-- BEGIN --
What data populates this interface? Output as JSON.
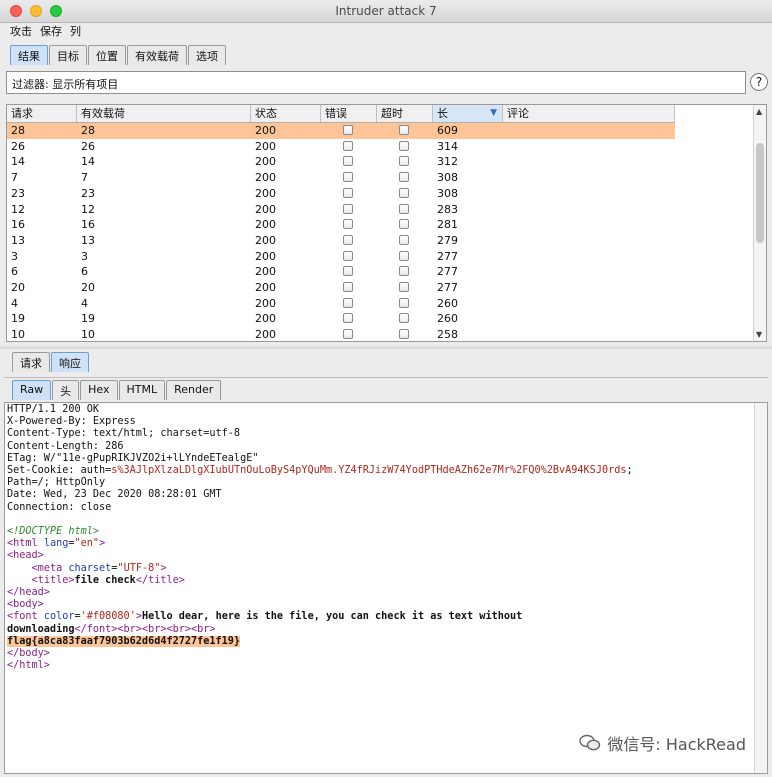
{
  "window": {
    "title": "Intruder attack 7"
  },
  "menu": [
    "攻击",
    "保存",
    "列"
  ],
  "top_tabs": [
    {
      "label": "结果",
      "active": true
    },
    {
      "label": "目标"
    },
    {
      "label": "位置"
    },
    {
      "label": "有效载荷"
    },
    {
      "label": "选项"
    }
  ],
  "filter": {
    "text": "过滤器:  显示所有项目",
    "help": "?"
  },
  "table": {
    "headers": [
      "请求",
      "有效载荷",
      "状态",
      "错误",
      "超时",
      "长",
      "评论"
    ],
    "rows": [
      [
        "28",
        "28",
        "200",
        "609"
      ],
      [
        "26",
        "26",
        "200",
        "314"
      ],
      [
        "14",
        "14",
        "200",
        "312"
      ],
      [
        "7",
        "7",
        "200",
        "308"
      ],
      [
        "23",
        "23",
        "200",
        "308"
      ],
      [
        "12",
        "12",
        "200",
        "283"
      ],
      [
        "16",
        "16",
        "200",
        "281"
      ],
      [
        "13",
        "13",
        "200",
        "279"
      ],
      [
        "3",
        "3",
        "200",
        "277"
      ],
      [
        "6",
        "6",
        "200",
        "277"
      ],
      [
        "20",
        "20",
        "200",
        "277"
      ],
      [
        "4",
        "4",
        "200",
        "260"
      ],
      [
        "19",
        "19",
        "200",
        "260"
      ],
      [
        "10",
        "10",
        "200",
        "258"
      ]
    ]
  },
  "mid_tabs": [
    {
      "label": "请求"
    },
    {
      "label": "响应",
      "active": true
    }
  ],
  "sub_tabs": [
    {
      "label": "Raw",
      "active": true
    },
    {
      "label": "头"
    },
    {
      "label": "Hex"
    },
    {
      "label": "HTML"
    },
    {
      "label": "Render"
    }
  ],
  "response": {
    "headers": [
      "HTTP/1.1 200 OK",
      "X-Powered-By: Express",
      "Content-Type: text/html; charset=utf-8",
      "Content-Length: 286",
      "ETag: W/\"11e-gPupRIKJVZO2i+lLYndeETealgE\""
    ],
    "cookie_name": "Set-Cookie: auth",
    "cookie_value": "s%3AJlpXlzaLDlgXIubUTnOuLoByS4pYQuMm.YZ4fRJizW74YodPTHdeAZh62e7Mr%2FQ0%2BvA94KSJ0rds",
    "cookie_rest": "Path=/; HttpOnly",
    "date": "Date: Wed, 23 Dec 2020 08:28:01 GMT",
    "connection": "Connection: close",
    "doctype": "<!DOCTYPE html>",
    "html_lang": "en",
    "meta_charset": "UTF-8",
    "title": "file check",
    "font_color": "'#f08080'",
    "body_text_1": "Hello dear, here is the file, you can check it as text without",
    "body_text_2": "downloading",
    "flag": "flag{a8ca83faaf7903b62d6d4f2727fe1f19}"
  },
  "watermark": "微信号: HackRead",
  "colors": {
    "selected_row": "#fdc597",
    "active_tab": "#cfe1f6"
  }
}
-- END --
**Exercise objective**
Find every line that holds "title" and copy it.

**Result of this exercise**
    "title": "Intruder attack 7"
    "title": "file check",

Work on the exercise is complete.